## SELECTION
5. The fuel injector according to claim 4, wherein the spherical
shaped member comprises at least one of a ball and a needle.
6. The fuel injector according to claim 1, wherein at least one of
the outer surface of the sleeve and the outer perimeter of the
armature is circular.
7. The fuel injector according to claim 1, wherein the armature is
disposed entirely within a volume defined by the outer surface of
the sleeve extending along the longitudinal axis.
8. The fuel injector according to claim 1, wherein the armature
includes a stop portion, the stop portion defining the outer
perimeter and contacting at least a portion of the first end of the
sleeve.
9. The fuel injector according to claim 1, wherein each of the
sleeve and the armature includes at least one flow hole
therethrough, the flow holes defining a fuel passage from the inlet
to the outlet of the fuel injector.
10. The fuel injector according to claim 9, wherein the at least
one flow hole in the armature comprises an oval shape.

## RECORDS
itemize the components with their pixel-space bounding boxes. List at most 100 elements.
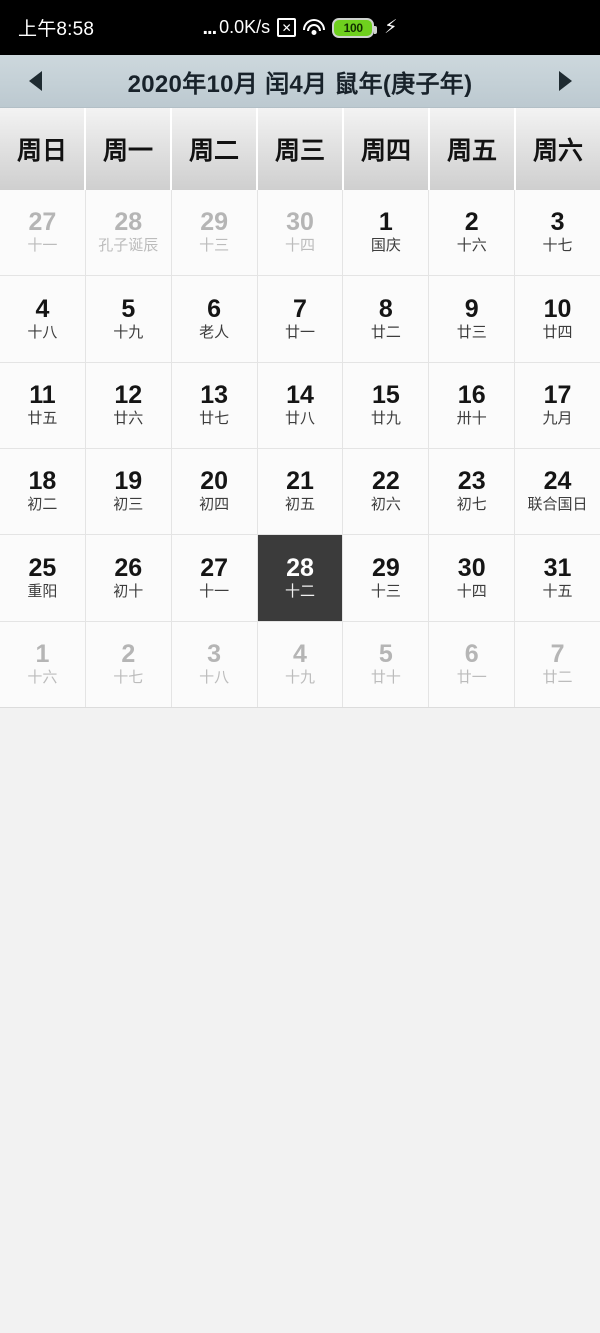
day-lunar-label: 孔子诞辰 [98, 237, 159, 255]
day-cell[interactable]: 30 十四 [429, 535, 515, 621]
day-cell[interactable]: 27 十一 [0, 190, 85, 276]
day-cell[interactable]: 31 十五 [515, 535, 600, 621]
day-lunar-label: 九月 [542, 410, 573, 428]
day-cell[interactable]: 3 十七 [515, 190, 600, 276]
day-lunar-label: 廿七 [199, 410, 230, 428]
weekday-header-5: 周五 [430, 108, 514, 190]
day-cell[interactable]: 1 十六 [0, 621, 85, 707]
day-number: 29 [371, 553, 400, 582]
day-cell[interactable]: 28 孔子诞辰 [85, 190, 171, 276]
chevron-left-icon [28, 71, 42, 91]
day-cell[interactable]: 11 廿五 [0, 362, 85, 448]
day-cell[interactable]: 16 卅十 [429, 362, 515, 448]
chevron-right-icon [558, 71, 572, 91]
day-cell[interactable]: 23 初七 [429, 449, 515, 535]
day-lunar-label: 卅十 [456, 410, 487, 428]
no-sim-glyph: ✕ [281, 20, 292, 35]
battery-level-label: 100 [343, 20, 363, 35]
day-lunar-label: 十一 [27, 237, 58, 255]
day-cell[interactable]: 3 十八 [171, 621, 257, 707]
day-cell[interactable]: 7 廿二 [515, 621, 600, 707]
status-bar: 上午8:58 ... 0.0K/s ✕ 100 ⚡ [0, 0, 600, 55]
day-cell[interactable]: 29 十三 [171, 190, 257, 276]
day-lunar-label: 十六 [27, 669, 58, 687]
day-number: 5 [378, 640, 393, 669]
day-number: 25 [28, 553, 57, 582]
day-lunar-label: 十八 [27, 323, 58, 341]
day-lunar-label: 十二 [284, 582, 315, 600]
day-number: 13 [200, 381, 229, 410]
day-lunar-label: 初十 [113, 582, 144, 600]
day-number: 31 [543, 553, 572, 582]
day-cell[interactable]: 19 初三 [85, 449, 171, 535]
day-cell[interactable]: 27 十一 [171, 535, 257, 621]
day-lunar-label: 十九 [284, 669, 315, 687]
day-cell[interactable]: 5 廿十 [343, 621, 429, 707]
day-cell[interactable]: 29 十三 [343, 535, 429, 621]
day-lunar-label: 十七 [542, 237, 573, 255]
day-number: 28 [286, 553, 314, 582]
day-cell[interactable]: 4 十九 [257, 621, 343, 707]
day-number: 30 [457, 553, 486, 582]
day-number: 7 [550, 640, 565, 669]
day-lunar-label: 十九 [113, 323, 144, 341]
day-cell[interactable]: 18 初二 [0, 449, 85, 535]
day-cell[interactable]: 14 廿八 [257, 362, 343, 448]
day-lunar-label: 十八 [199, 669, 230, 687]
day-lunar-label: 廿二 [542, 669, 573, 687]
month-title: 2020年10月 闰4月 鼠年(庚子年) [127, 70, 473, 98]
day-cell[interactable]: 8 廿二 [343, 276, 429, 362]
day-lunar-label: 十三 [370, 582, 401, 600]
day-cell[interactable]: 5 十九 [85, 276, 171, 362]
day-cell[interactable]: 7 廿一 [257, 276, 343, 362]
day-number: 14 [286, 381, 314, 410]
day-cell[interactable]: 2 十六 [429, 190, 515, 276]
day-cell[interactable]: 15 廿九 [343, 362, 429, 448]
day-cell[interactable]: 25 重阳 [0, 535, 85, 621]
day-cell[interactable]: 13 廿七 [171, 362, 257, 448]
day-cell-selected[interactable]: 28 十二 [257, 535, 343, 621]
network-speed-label: 0.0K/s [219, 17, 271, 37]
wifi-icon [303, 19, 326, 36]
day-lunar-label: 初三 [113, 496, 144, 514]
day-cell[interactable]: 10 廿四 [515, 276, 600, 362]
day-number: 19 [114, 467, 143, 496]
day-cell[interactable]: 20 初四 [171, 449, 257, 535]
day-cell[interactable]: 4 十八 [0, 276, 85, 362]
day-cell[interactable]: 26 初十 [85, 535, 171, 621]
day-cell[interactable]: 17 九月 [515, 362, 600, 448]
day-number: 17 [543, 381, 572, 410]
day-number: 3 [550, 208, 565, 237]
day-number: 3 [207, 640, 222, 669]
day-cell[interactable]: 1 国庆 [343, 190, 429, 276]
day-cell[interactable]: 21 初五 [257, 449, 343, 535]
day-number: 30 [286, 208, 314, 237]
day-lunar-label: 十七 [113, 669, 144, 687]
day-cell[interactable]: 24 联合国日 [515, 449, 600, 535]
day-lunar-label: 十四 [284, 237, 315, 255]
day-cell[interactable]: 22 初六 [343, 449, 429, 535]
day-number: 16 [457, 381, 486, 410]
day-cell[interactable]: 9 廿三 [429, 276, 515, 362]
day-lunar-label: 廿五 [27, 410, 58, 428]
day-number: 1 [35, 640, 50, 669]
day-lunar-label: 廿九 [370, 410, 401, 428]
weekday-header-6: 周六 [516, 108, 600, 190]
day-cell[interactable]: 6 廿一 [429, 621, 515, 707]
day-lunar-label: 十三 [199, 237, 230, 255]
day-number: 2 [464, 208, 479, 237]
day-number: 28 [114, 208, 143, 237]
day-number: 1 [378, 208, 393, 237]
day-cell[interactable]: 12 廿六 [85, 362, 171, 448]
weekday-header-1: 周一 [86, 108, 170, 190]
day-number: 21 [286, 467, 314, 496]
day-cell[interactable]: 2 十七 [85, 621, 171, 707]
charging-bolt-icon: ⚡ [384, 17, 398, 38]
day-lunar-label: 联合国日 [527, 496, 588, 514]
day-lunar-label: 初四 [199, 496, 230, 514]
prev-month-button[interactable] [0, 55, 70, 107]
day-cell[interactable]: 30 十四 [257, 190, 343, 276]
day-cell[interactable]: 6 老人 [171, 276, 257, 362]
next-month-button[interactable] [530, 55, 600, 107]
day-number: 18 [28, 467, 57, 496]
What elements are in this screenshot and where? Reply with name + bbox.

## WORK TO BE COMPLETED
In the fuel injector claims, what shape does the at least one flow hole in the armature have? The data come from a source separate from the text.

## OUTPUT FOR THIS EXERCISE
It has an oval shape.